▸ Task directions: Copy all lines in which the word "часто" can be found.

____________

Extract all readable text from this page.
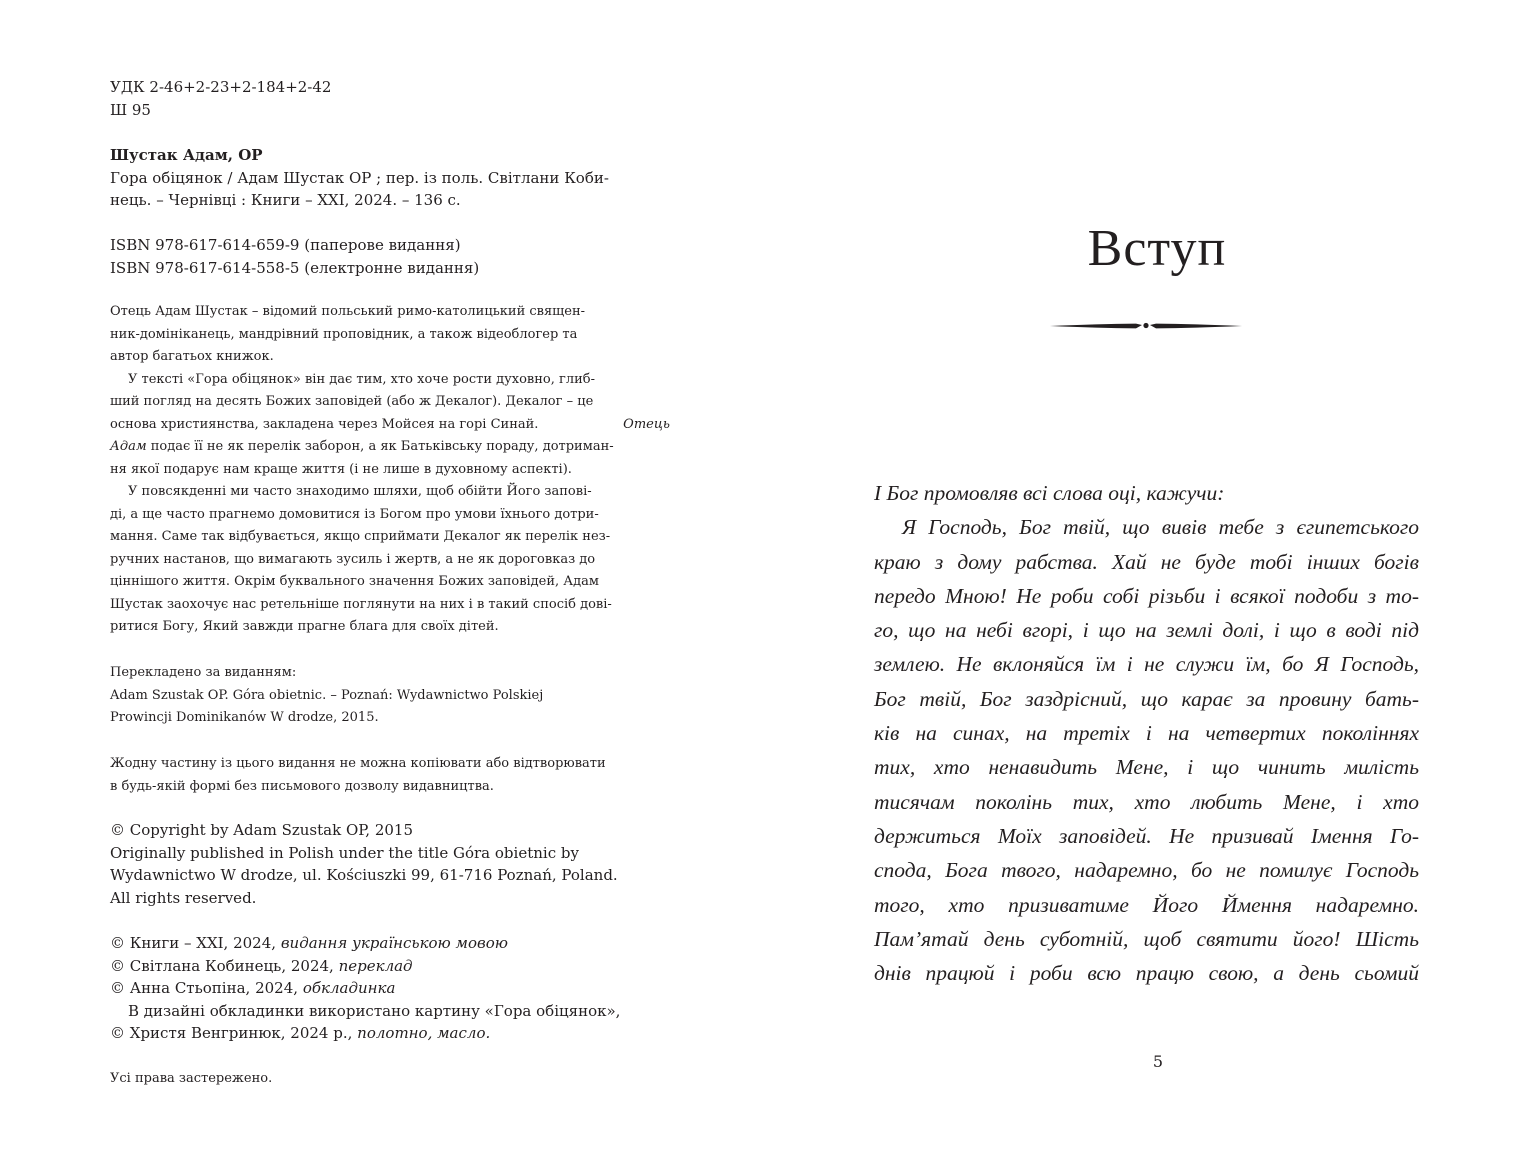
УДК 2-46+2-23+2-184+2-42
Ш 95
Шустак Адам, ОР
Гора обіцянок / Адам Шустак ОР ; пер. із поль. Світлани Коби-
нець. – Чернівці : Книги – ХХІ, 2024. – 136 с.
ISBN 978-617-614-659-9 (паперове видання)
ISBN 978-617-614-558-5 (електронне видання)
Отець Адам Шустак – відомий польський римо-католицький священ-
ник-домініканець, мандрівний проповідник, а також відеоблогер та
автор багатьох книжок.
У тексті «Гора обіцянок» він дає тим, хто хоче рости духовно, глиб-
ший погляд на десять Божих заповідей (або ж Декалог). Декалог – це
основа християнства, закладена через Мойсея на горі Синай.	Отець
Адам подає її не як перелік заборон, а як Батьківську пораду, дотриман-
ня якої подарує нам краще життя (і не лише в духовному аспекті).
У повсякденні ми часто знаходимо шляхи, щоб обійти Його запові-
ді, а ще часто прагнемо домовитися із Богом про умови їхнього дотри-
мання. Саме так відбувається, якщо сприймати Декалог як перелік нез-
ручних настанов, що вимагають зусиль і жертв, а не як дороговказ до
ціннішого життя. Окрім буквального значення Божих заповідей, Адам
Шустак заохочує нас ретельніше поглянути на них і в такий спосіб дові-
ритися Богу, Який завжди прагне блага для своїх дітей.
Перекладено за виданням:
Adam Szustak OP. Góra obietnic. – Poznań: Wydawnictwo Polskiej
Prowincji Dominikanów W drodze, 2015.
Жодну частину із цього видання не можна копіювати або відтворювати
в будь-якій формі без письмового дозволу видавництва.
© Copyright by Adam Szustak OP, 2015
Originally published in Polish under the title Góra obietnic by
Wydawnictwo W drodze, ul. Kościuszki 99, 61-716 Poznań, Poland.
All rights reserved.
© Книги – ХХІ, 2024, видання українською мовою
© Світлана Кобинець, 2024, переклад
© Анна Стьопіна, 2024, обкладинка
В дизайні обкладинки використано картину «Гора обіцянок»,
© Христя Венгринюк, 2024 р., полотно, масло.
Усі права застережено.
Вступ
І Бог промовляв всі слова оці, кажучи:
Я Господь, Бог твій, що вивів тебе з єгипетського
краю з дому рабства. Хай не буде тобі інших богів
передо Мною! Не роби собі різьби і всякої подоби з то-
го, що на небі вгорі, і що на землі долі, і що в воді під
землею. Не вклоняйся їм і не служи їм, бо Я Господь,
Бог твій, Бог заздрісний, що карає за провину бать-
ків на синах, на третіх і на четвертих поколіннях
тих, хто ненавидить Мене, і що чинить милість
тисячам поколінь тих, хто любить Мене, і хто
держиться Моїх заповідей. Не призивай Імення Го-
спода, Бога твого, надаремно, бо не помилує Господь
того, хто призиватиме Його Ймення надаремно.
Пам’ятай день суботній, щоб святити його! Шість
днів працюй і роби всю працю свою, а день сьомий
5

____________

▸ Answer to this task:
У повсякденні ми часто знаходимо шляхи, щоб обійти Його запові-
ді, а ще часто прагнемо домовитися із Богом про умови їхнього дотри-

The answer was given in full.